EXERCISE AIM - In this exercise, return the whole listing exactly, excluding any images.

RECORDS FOR THE EXERCISE -
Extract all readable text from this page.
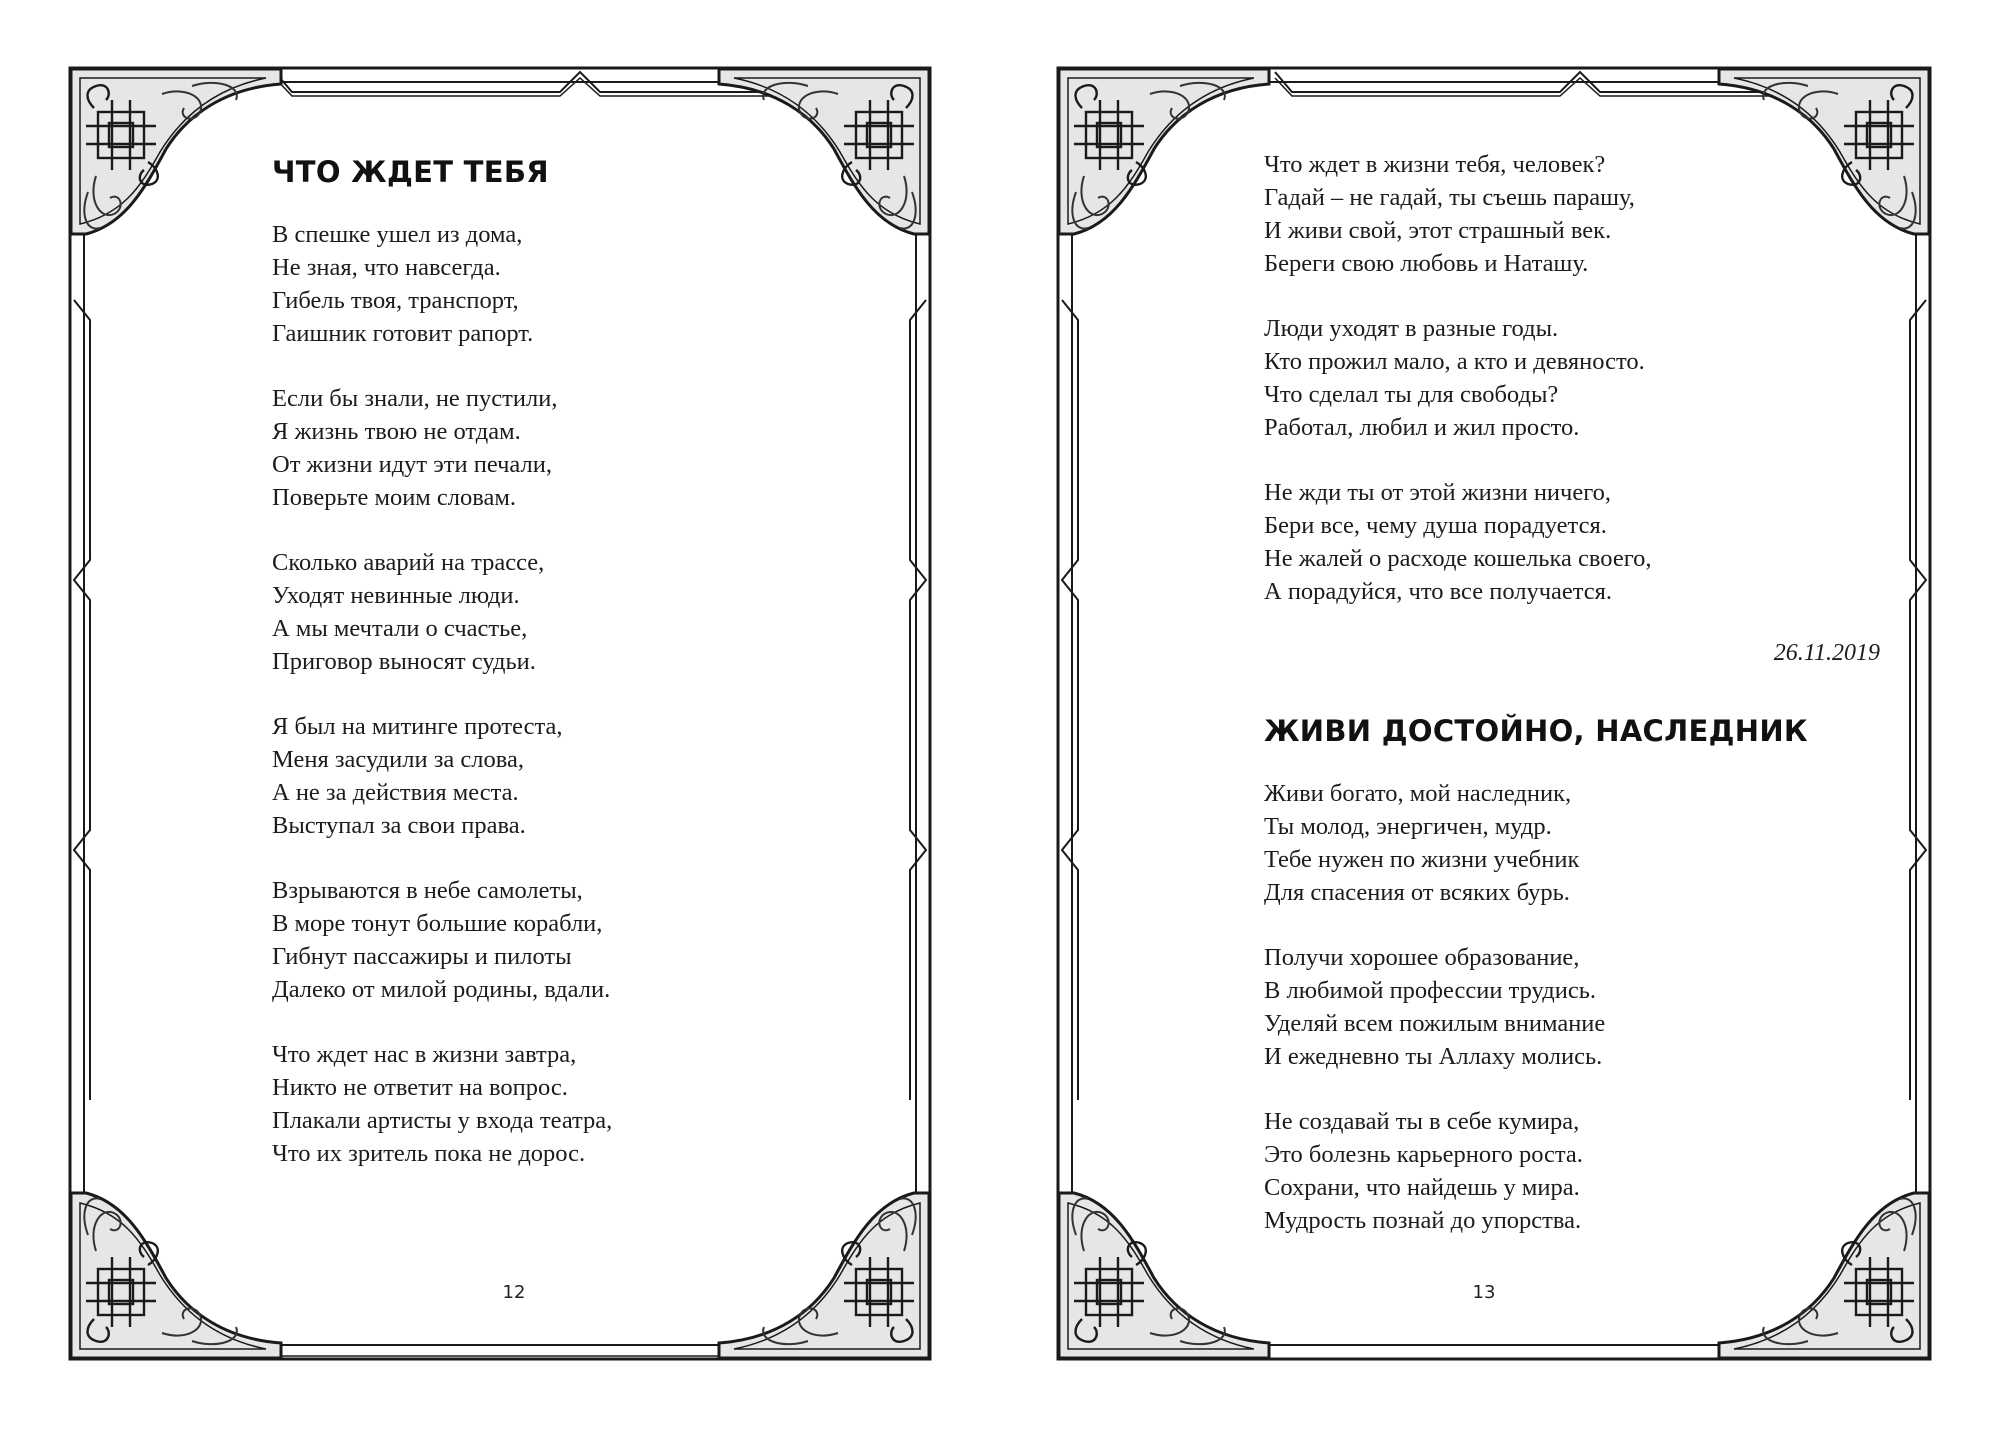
ЧТО ЖДЕТ ТЕБЯ
В спешке ушел из дома,
Не зная, что навсегда.
Гибель твоя, транспорт,
Гаишник готовит рапорт.
Если бы знали, не пустили,
Я жизнь твою не отдам.
От жизни идут эти печали,
Поверьте моим словам.
Сколько аварий на трассе,
Уходят невинные люди.
А мы мечтали о счастье,
Приговор выносят судьи.
Я был на митинге протеста,
Меня засудили за слова,
А не за действия места.
Выступал за свои права.
Взрываются в небе самолеты,
В море тонут большие корабли,
Гибнут пассажиры и пилоты
Далеко от милой родины, вдали.
Что ждет нас в жизни завтра,
Никто не ответит на вопрос.
Плакали артисты у входа театра,
Что их зритель пока не дорос.
12
Что ждет в жизни тебя, человек?
Гадай – не гадай, ты съешь парашу,
И живи свой, этот страшный век.
Береги свою любовь и Наташу.
Люди уходят в разные годы.
Кто прожил мало, а кто и девяносто.
Что сделал ты для свободы?
Работал, любил и жил просто.
Не жди ты от этой жизни ничего,
Бери все, чему душа порадуется.
Не жалей о расходе кошелька своего,
А порадуйся, что все получается.
26.11.2019
ЖИВИ ДОСТОЙНО, НАСЛЕДНИК
Живи богато, мой наследник,
Ты молод, энергичен, мудр.
Тебе нужен по жизни учебник
Для спасения от всяких бурь.
Получи хорошее образование,
В любимой профессии трудись.
Уделяй всем пожилым внимание
И ежедневно ты Аллаху молись.
Не создавай ты в себе кумира,
Это болезнь карьерного роста.
Сохрани, что найдешь у мира.
Мудрость познай до упорства.
13
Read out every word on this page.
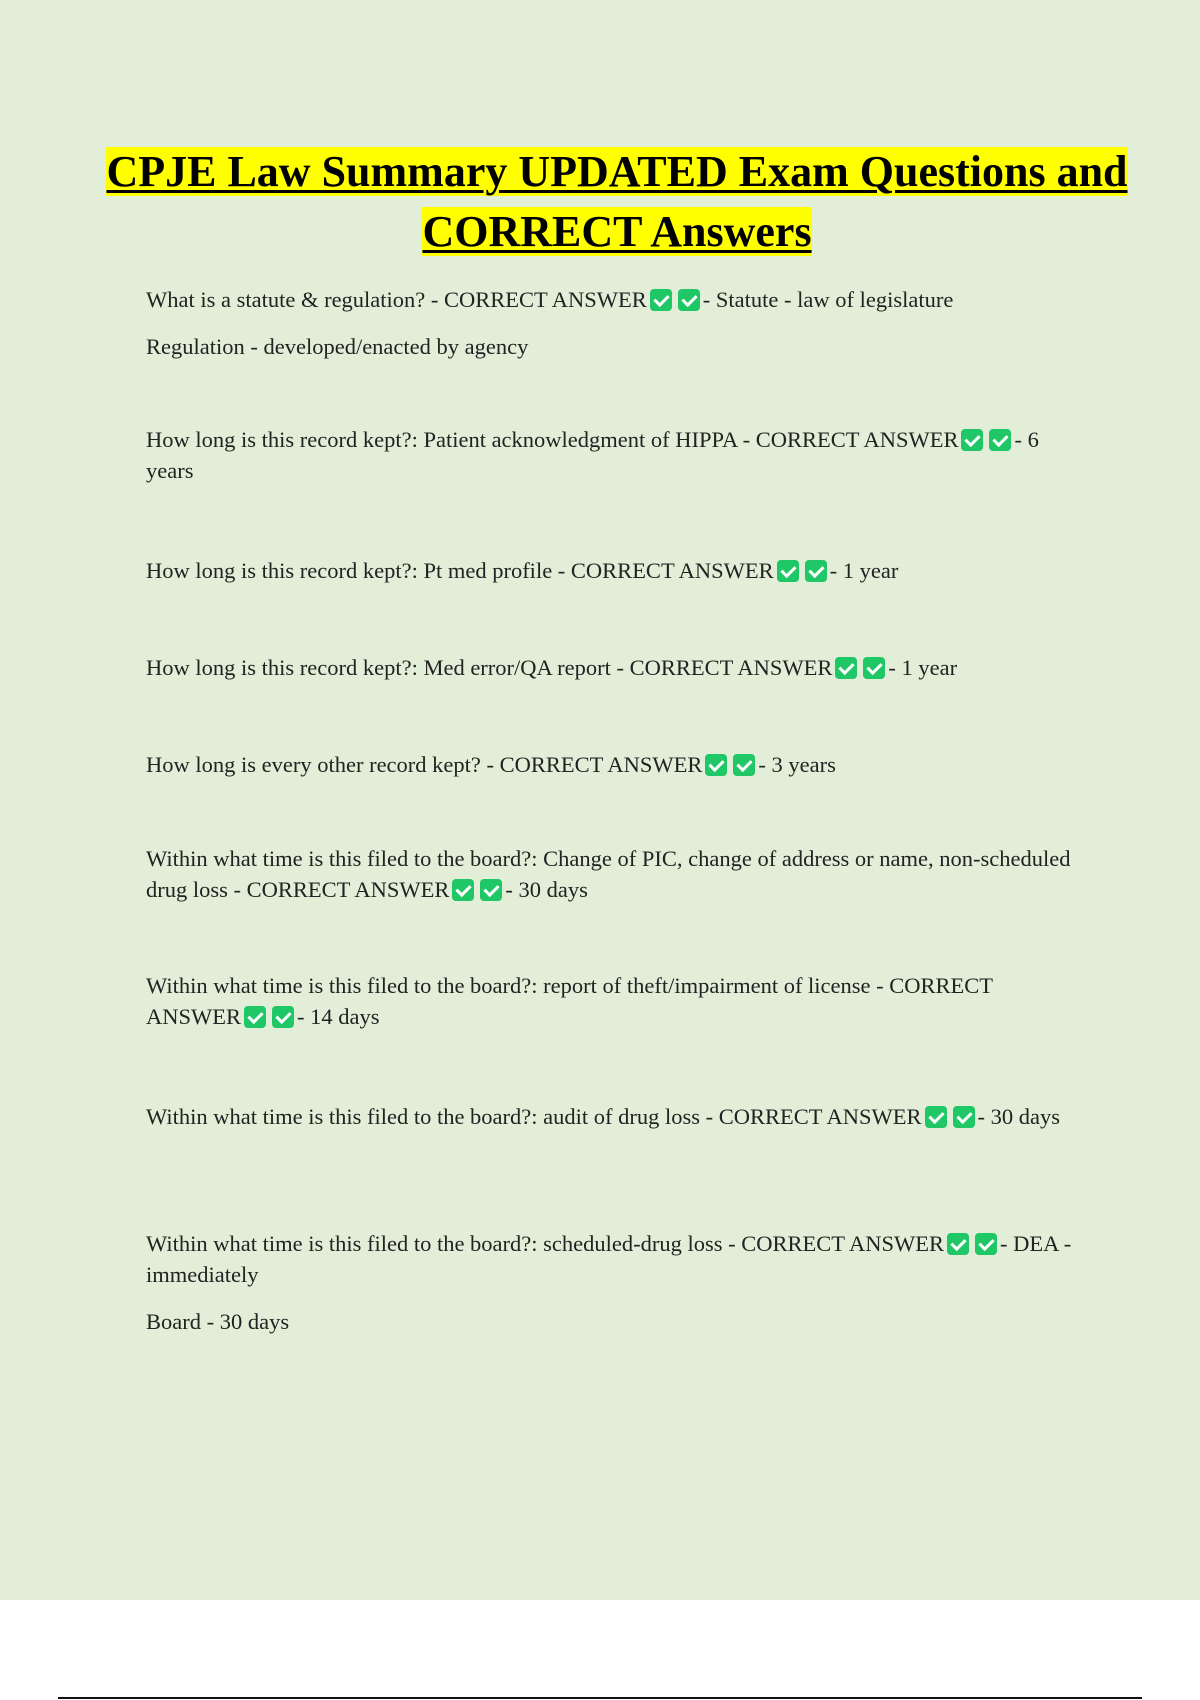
CPJE Law Summary UPDATED Exam Questions and CORRECT Answers

What is a statute & regulation? - CORRECT ANSWER - Statute - law of legislature

Regulation - developed/enacted by agency

How long is this record kept?: Patient acknowledgment of HIPPA - CORRECT ANSWER - 6 years

How long is this record kept?: Pt med profile - CORRECT ANSWER - 1 year

How long is this record kept?: Med error/QA report - CORRECT ANSWER - 1 year

How long is every other record kept? - CORRECT ANSWER - 3 years

Within what time is this filed to the board?: Change of PIC, change of address or name, non-scheduled drug loss - CORRECT ANSWER - 30 days

Within what time is this filed to the board?: report of theft/impairment of license - CORRECT ANSWER - 14 days

Within what time is this filed to the board?: audit of drug loss - CORRECT ANSWER - 30 days

Within what time is this filed to the board?: scheduled-drug loss - CORRECT ANSWER - DEA - immediately

Board - 30 days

RESULT FOR THIS TASK -
Extract all readable text from this page.
ЧТО ЖДЕТ ТЕБЯ
В спешке ушел из дома,
Не зная, что навсегда.
Гибель твоя, транспорт,
Гаишник готовит рапорт.
Если бы знали, не пустили,
Я жизнь твою не отдам.
От жизни идут эти печали,
Поверьте моим словам.
Сколько аварий на трассе,
Уходят невинные люди.
А мы мечтали о счастье,
Приговор выносят судьи.
Я был на митинге протеста,
Меня засудили за слова,
А не за действия места.
Выступал за свои права.
Взрываются в небе самолеты,
В море тонут большие корабли,
Гибнут пассажиры и пилоты
Далеко от милой родины, вдали.
Что ждет нас в жизни завтра,
Никто не ответит на вопрос.
Плакали артисты у входа театра,
Что их зритель пока не дорос.
12
Что ждет в жизни тебя, человек?
Гадай – не гадай, ты съешь парашу,
И живи свой, этот страшный век.
Береги свою любовь и Наташу.
Люди уходят в разные годы.
Кто прожил мало, а кто и девяносто.
Что сделал ты для свободы?
Работал, любил и жил просто.
Не жди ты от этой жизни ничего,
Бери все, чему душа порадуется.
Не жалей о расходе кошелька своего,
А порадуйся, что все получается.
26.11.2019
ЖИВИ ДОСТОЙНО, НАСЛЕДНИК
Живи богато, мой наследник,
Ты молод, энергичен, мудр.
Тебе нужен по жизни учебник
Для спасения от всяких бурь.
Получи хорошее образование,
В любимой профессии трудись.
Уделяй всем пожилым внимание
И ежедневно ты Аллаху молись.
Не создавай ты в себе кумира,
Это болезнь карьерного роста.
Сохрани, что найдешь у мира.
Мудрость познай до упорства.
13
Read out every word on this page.
CPJE Law Summary UPDATED Exam Questions and CORRECT Answers

What is a statute & regulation? - CORRECT ANSWER - Statute - law of legislature

Regulation - developed/enacted by agency

How long is this record kept?: Patient acknowledgment of HIPPA - CORRECT ANSWER - 6 years

How long is this record kept?: Pt med profile - CORRECT ANSWER - 1 year

How long is this record kept?: Med error/QA report - CORRECT ANSWER - 1 year

How long is every other record kept? - CORRECT ANSWER - 3 years

Within what time is this filed to the board?: Change of PIC, change of address or name, non-scheduled drug loss - CORRECT ANSWER - 30 days

Within what time is this filed to the board?: report of theft/impairment of license - CORRECT ANSWER - 14 days

Within what time is this filed to the board?: audit of drug loss - CORRECT ANSWER - 30 days

Within what time is this filed to the board?: scheduled-drug loss - CORRECT ANSWER - DEA - immediately

Board - 30 days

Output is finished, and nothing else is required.